EXERCISE DESCRIPTION ▸
Pick out each line of the listing below that contains the string "name", and copy every such line in full.
>> Begin RECORDED INFORMATION
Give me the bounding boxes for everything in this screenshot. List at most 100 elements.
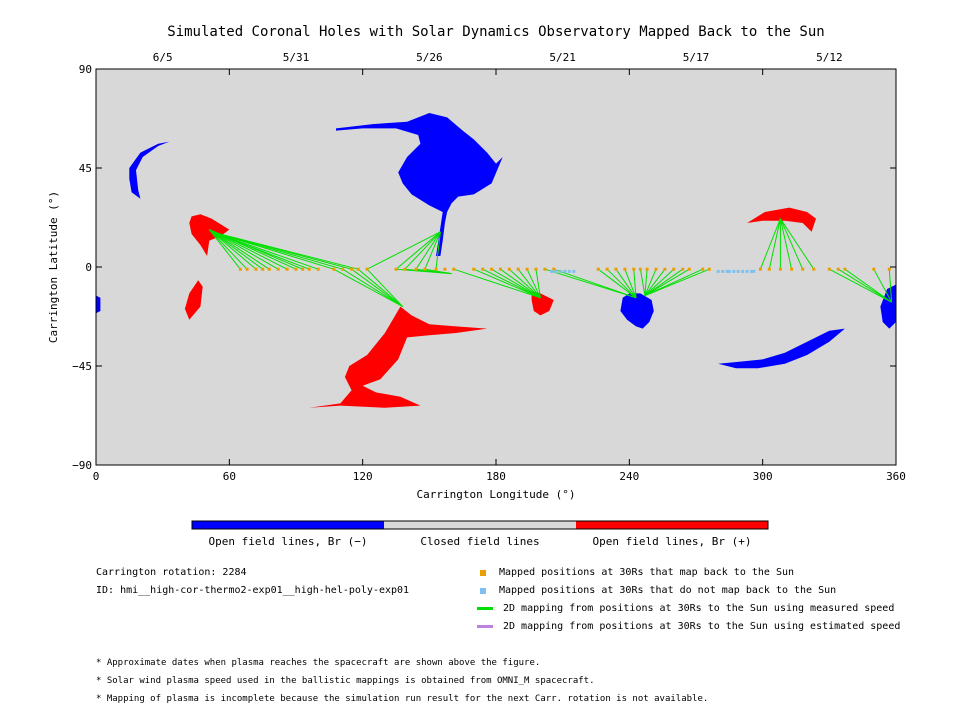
date-tick-label-5: 5/17 — [683, 51, 710, 64]
mapped-point-34 — [596, 267, 600, 271]
legend-mapped-swatch — [480, 569, 486, 576]
mapped-point-58 — [887, 267, 891, 271]
plot-area — [95, 68, 897, 466]
mapping-line-8-2 — [644, 269, 648, 296]
mapped-point-8 — [294, 267, 298, 271]
mapped-point-22 — [443, 267, 447, 271]
mapped-point-51 — [790, 267, 794, 271]
mapping-line-4-5 — [424, 231, 441, 270]
mapping-line-6-9 — [535, 269, 541, 298]
mapped-point-38 — [632, 267, 636, 271]
mapping-line-1-5 — [209, 229, 270, 270]
coronal-hole-negative-1 — [129, 141, 170, 199]
date-tick-label-6: 5/12 — [816, 51, 843, 64]
mapped-point-12 — [332, 267, 336, 271]
mapped-point-33 — [552, 267, 556, 271]
mapping-line-1-3 — [208, 229, 257, 270]
unmapped-point-7 — [716, 269, 720, 273]
mapping-line-8-9 — [644, 268, 710, 297]
mapping-line-3-1 — [333, 268, 403, 308]
coronal-holes — [96, 113, 896, 408]
mapping-line-3-5 — [366, 268, 404, 307]
mapping-line-3-3 — [351, 268, 403, 308]
mapping-line-2-6 — [211, 231, 359, 270]
unmapped-point-14 — [745, 269, 749, 273]
mapped-point-10 — [307, 267, 311, 271]
x-axis-label: Carrington Longitude (°) — [417, 488, 576, 501]
mapping-line-6-1 — [453, 268, 541, 299]
coronal-hole-positive-9 — [309, 306, 488, 408]
date-tick-label-3: 5/26 — [416, 51, 443, 64]
mapped-point-27 — [498, 267, 502, 271]
mapped-point-19 — [414, 267, 418, 271]
footnote-1: * Approximate dates when plasma reaches … — [96, 658, 541, 668]
mapping-line-8-3 — [644, 269, 657, 296]
mapping-line-10-5 — [888, 269, 893, 303]
mapped-point-15 — [356, 267, 360, 271]
x-tick-label-0: 0 — [93, 470, 100, 483]
mapping-line-8-4 — [644, 268, 666, 296]
mapped-point-1 — [238, 267, 242, 271]
mapping-line-1-1 — [208, 229, 241, 270]
mapped-point-36 — [614, 267, 618, 271]
mapping-line-4-6 — [435, 231, 441, 270]
mapped-point-11 — [316, 267, 320, 271]
axes: 0 60 120 180 240 300 360 90 45 0 −45 −90 6/5 5/31 5/26… — [72, 51, 906, 483]
mapping-line-9-6 — [779, 218, 815, 270]
date-tick-label-1: 6/5 — [153, 51, 173, 64]
mapped-point-52 — [801, 267, 805, 271]
carrington-rotation: Carrington rotation: 2284 — [96, 567, 247, 578]
mapping-line-8-7 — [644, 268, 690, 297]
mapping-line-6-2 — [473, 268, 541, 299]
unmapped-point-5 — [567, 269, 571, 273]
mapped-point-44 — [681, 267, 685, 271]
mapped-point-55 — [836, 267, 840, 271]
colorbar-closed — [384, 521, 576, 529]
y-tick-label-3: −45 — [72, 360, 92, 373]
unmapped-point-3 — [558, 269, 562, 273]
coronal-hole-positive-8 — [184, 280, 203, 320]
unmapped-point-1 — [550, 269, 554, 273]
mapping-line-6-7 — [517, 268, 541, 299]
mapped-point-30 — [525, 267, 529, 271]
mapping-line-6-4 — [491, 268, 541, 299]
mapped-points — [238, 267, 891, 271]
mapping-line-7-2 — [553, 268, 637, 299]
mapped-point-21 — [434, 267, 438, 271]
mapping-line-8-1 — [639, 269, 646, 296]
mapping-line-3-2 — [342, 268, 403, 308]
mapped-point-49 — [767, 267, 771, 271]
colorbar-negative — [192, 521, 384, 529]
x-tick-label-360: 360 — [886, 470, 906, 483]
mapping-line-4-3 — [404, 231, 441, 270]
model-id: ID: hmi__high-cor-thermo2-exp01__high-he… — [96, 585, 410, 596]
mapping-line-1-6 — [209, 229, 279, 270]
mapped-point-35 — [605, 267, 609, 271]
mapped-point-45 — [687, 267, 691, 271]
chart-title: Simulated Coronal Holes with Solar Dynam… — [167, 24, 824, 40]
unmapped-point-13 — [741, 269, 745, 273]
unmapped-point-6 — [572, 269, 576, 273]
mapped-point-54 — [827, 267, 831, 271]
coronal-hole-negative-6 — [96, 295, 101, 314]
mapped-point-42 — [663, 267, 667, 271]
mapped-point-57 — [872, 267, 876, 271]
unmapped-point-9 — [725, 269, 729, 273]
mapping-line-7-3 — [597, 268, 637, 299]
mapped-point-9 — [301, 267, 305, 271]
mapped-point-6 — [276, 267, 280, 271]
y-tick-label-1: 45 — [79, 162, 92, 175]
mapped-point-3 — [254, 267, 258, 271]
mapped-point-39 — [638, 267, 642, 271]
mapped-point-53 — [812, 267, 816, 271]
mapped-point-50 — [778, 267, 782, 271]
legend-measured-swatch — [477, 607, 493, 610]
colorbar-label-positive: Open field lines, Br (+) — [593, 535, 752, 548]
mapped-point-20 — [423, 267, 427, 271]
legend-estimated: 2D mapping from positions at 30Rs to the… — [477, 621, 900, 632]
mapping-line-2-2 — [211, 231, 319, 270]
x-tick-label-120: 120 — [353, 470, 373, 483]
mapped-point-17 — [394, 267, 398, 271]
mapping-line-9-5 — [779, 218, 804, 270]
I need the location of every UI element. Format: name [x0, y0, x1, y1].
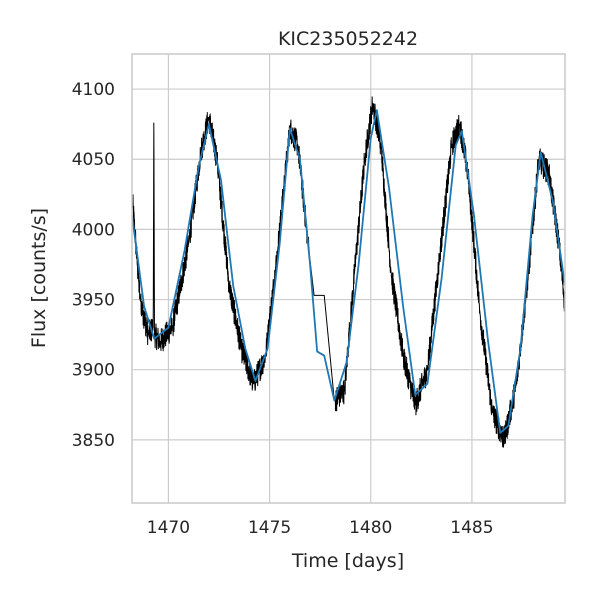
- x-tick-label: 1470: [147, 518, 190, 538]
- tick-labels: 1470 1475 1480 1485 3850 3900 3950 4000 4050 4100: [72, 80, 494, 538]
- y-axis-label: Flux [counts/s]: [28, 208, 50, 348]
- y-tick-label: 3850: [72, 431, 115, 451]
- plot-frame: [131, 53, 566, 504]
- x-tick-label: 1480: [349, 518, 392, 538]
- raw-flux-line: [132, 96, 565, 448]
- binned-flux-line: [132, 109, 565, 434]
- y-tick-label: 3900: [72, 361, 115, 381]
- y-tick-label: 4100: [72, 80, 115, 100]
- y-tick-label: 3950: [72, 291, 115, 311]
- x-tick-label: 1485: [450, 518, 493, 538]
- chart-title: KIC235052242: [278, 28, 418, 50]
- y-tick-label: 4000: [72, 220, 115, 240]
- x-tick-label: 1475: [248, 518, 291, 538]
- y-tick-label: 4050: [72, 150, 115, 170]
- x-axis-label: Time [days]: [291, 550, 404, 572]
- series-layer: [132, 96, 565, 448]
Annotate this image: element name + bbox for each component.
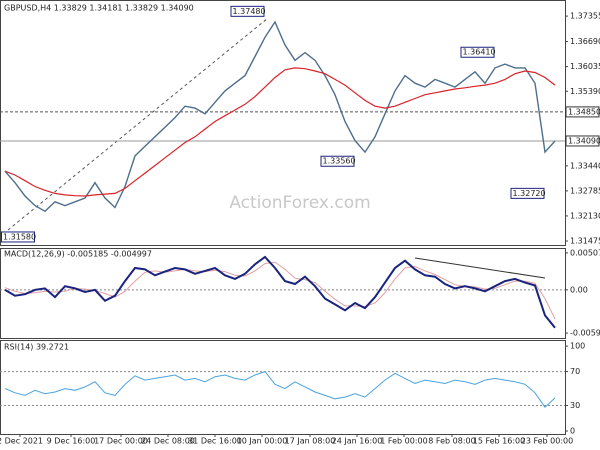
y-tick-label: -0.00593 [570,329,600,338]
y-tick-label: 1.32130 [570,211,600,220]
x-tick-label: 17 Dec 00:00 [94,437,148,446]
y-tick-label: 1.36690 [570,37,600,46]
annotation-label: 1.36410 [463,48,496,57]
y-tick-label: 1.32785 [570,186,600,195]
y-tick-label: 0 [570,427,575,436]
x-tick-label: 8 Feb 08:00 [428,437,475,446]
annotation-box [1,231,35,243]
annotation-label: 1.32720 [513,189,546,198]
chart-title: GBPUSD,H4 1.33829 1.34181 1.33829 1.3409… [4,4,194,13]
level-box [565,135,600,147]
watermark: ActionForex.com [229,193,370,213]
rsi-frame [0,340,566,435]
macd-frame [0,248,566,339]
x-tick-label: 10 Jan 00:00 [237,437,288,446]
trend-line [7,17,269,231]
y-tick-label: 70 [570,367,580,376]
y-tick-label: 1.31475 [570,236,600,245]
y-tick-label: 100 [570,342,585,351]
x-tick-label: 17 Jan 08:00 [285,437,336,446]
level-label: 1.34850 [568,107,600,116]
x-tick-label: 23 Feb 00:00 [521,437,573,446]
y-tick-label: 0.00 [570,285,588,294]
y-tick-label: 0.00507 [570,248,600,257]
x-tick-label: 24 Dec 08:00 [141,437,195,446]
x-tick-label: 31 Dec 16:00 [188,437,242,446]
level-box [565,106,600,118]
x-tick-label: 1 Feb 00:00 [380,437,427,446]
rsi-title: RSI(14) 39.2721 [4,343,69,352]
annotation-box [320,155,355,167]
y-tick-label: 1.37355 [570,12,600,21]
y-tick-label: 1.36035 [570,62,600,71]
series-line [4,20,556,213]
annotation-box [230,5,265,17]
x-tick-label: 24 Jan 16:00 [332,437,383,446]
y-tick-label: 1.35390 [570,87,600,96]
macd-trend-line [414,257,546,279]
y-tick-label: 1.33440 [570,161,600,170]
x-tick-label: 9 Dec 16:00 [47,437,96,446]
level-label: 1.34090 [568,136,600,145]
series-line [4,255,556,329]
annotation-label: 1.37480 [233,7,266,16]
annotation-box [510,187,545,199]
x-tick-label: 15 Feb 16:00 [473,437,525,446]
annotation-label: 1.31580 [3,232,36,241]
macd-title: MACD(12,26,9) -0.005185 -0.004997 [4,250,152,259]
x-tick-label: 2 Dec 2021 [0,437,43,446]
price-frame [0,0,566,246]
series-line [4,371,556,408]
series-line [4,67,556,197]
annotation-box [460,46,495,58]
annotation-label: 1.33560 [323,157,356,166]
y-tick-label: 30 [570,401,580,410]
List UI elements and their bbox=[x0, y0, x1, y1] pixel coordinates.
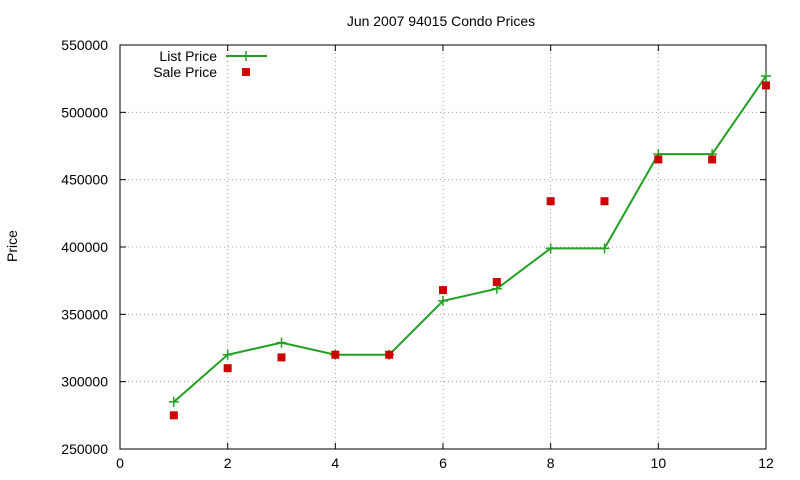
y-tick-label: 350000 bbox=[61, 306, 108, 322]
x-tick-label: 2 bbox=[224, 455, 232, 471]
legend-marker-list-price bbox=[241, 51, 251, 61]
chart-title: Jun 2007 94015 Condo Prices bbox=[347, 13, 535, 29]
sale-price-point bbox=[331, 350, 340, 359]
y-axis-label: Price bbox=[4, 230, 20, 262]
list-price-point bbox=[222, 349, 233, 360]
list-price-point bbox=[761, 70, 771, 81]
sale-price-point bbox=[654, 155, 663, 164]
sale-price-point bbox=[169, 411, 178, 420]
sale-price-point bbox=[492, 278, 501, 287]
y-tick-label: 300000 bbox=[61, 374, 108, 390]
y-tick-label: 250000 bbox=[61, 441, 108, 457]
list-price-point bbox=[168, 396, 179, 407]
sale-price-point bbox=[708, 155, 717, 164]
axis-ticks: 0 2 4 6 8 10 12 250000 300000 350000 400000 450000 5… bbox=[61, 37, 774, 471]
list-price-point bbox=[276, 337, 287, 348]
legend-swatch-sale-price bbox=[242, 68, 250, 76]
x-tick-label: 12 bbox=[758, 455, 774, 471]
data-series bbox=[168, 70, 771, 420]
sale-price-point bbox=[277, 353, 286, 362]
legend-label-list-price: List Price bbox=[159, 48, 217, 64]
x-tick-label: 10 bbox=[651, 455, 667, 471]
plot-frame bbox=[119, 44, 767, 450]
sale-price-point bbox=[546, 197, 555, 206]
y-tick-label: 500000 bbox=[61, 104, 108, 120]
x-tick-label: 8 bbox=[547, 455, 555, 471]
sale-price-point bbox=[439, 286, 447, 295]
list-price-point bbox=[545, 243, 556, 254]
x-tick-label: 4 bbox=[331, 455, 339, 471]
y-tick-label: 450000 bbox=[61, 172, 108, 188]
sale-price-point bbox=[762, 81, 770, 90]
grid-lines bbox=[120, 45, 766, 449]
sale-price-point bbox=[385, 350, 394, 359]
x-tick-label: 6 bbox=[439, 455, 447, 471]
y-tick-label: 400000 bbox=[61, 239, 108, 255]
list-price-point bbox=[599, 243, 610, 254]
list-price-series bbox=[168, 70, 771, 407]
list-price-line bbox=[173, 75, 767, 403]
list-price-point bbox=[438, 295, 448, 306]
legend-label-sale-price: Sale Price bbox=[153, 64, 217, 80]
sale-price-point bbox=[223, 364, 232, 373]
sale-price-point bbox=[600, 197, 609, 206]
sale-price-series bbox=[169, 81, 770, 420]
y-tick-label: 550000 bbox=[61, 37, 108, 53]
x-tick-label: 0 bbox=[116, 455, 124, 471]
>> End RECORDED INFORMATION
RESPONSE ▸
I need the location of every UI element. Format: name [x0, y0, x1, y1].
Annotate this image: element name + bbox for each component.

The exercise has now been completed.